* Begin INPUT RECORDS *

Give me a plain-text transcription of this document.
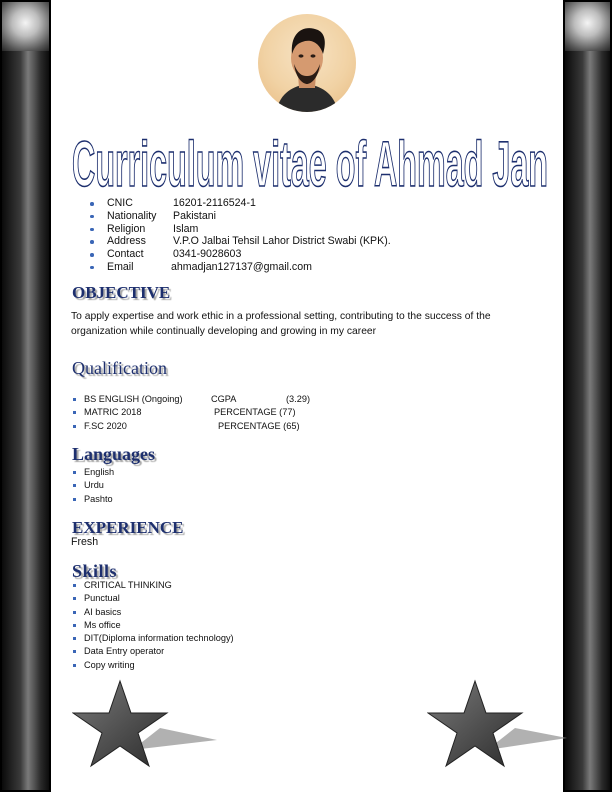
Curriculum vitae of Ahmad Jan
CNIC	16201-2116524-1
Nationality Pakistani
Religion	Islam
Address	V.P.O Jalbai Tehsil Lahor District Swabi (KPK).
Contact	0341-9028603
Email	ahmadjan127137@gmail.com
OBJECTIVE
To apply expertise and work ethic in a professional setting, contributing to the success of the organization while continually developing and growing in my career
Qualification
BS ENGLISH (Ongoing)	CGPA	(3.29)
MATRIC 2018	PERCENTAGE (77)
F.SC 2020	PERCENTAGE (65)
Languages
English
Urdu
Pashto
EXPERIENCE
Fresh
Skills
CRITICAL THINKING
Punctual
AI basics
Ms office
DIT(Diploma information technology)
Data Entry operator
Copy writing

* End INPUT RECORDS *

Look through the entries above for the word "PERCENTAGE". Copy every line where it shows up.

MATRIC 2018	PERCENTAGE (77)
F.SC 2020	PERCENTAGE (65)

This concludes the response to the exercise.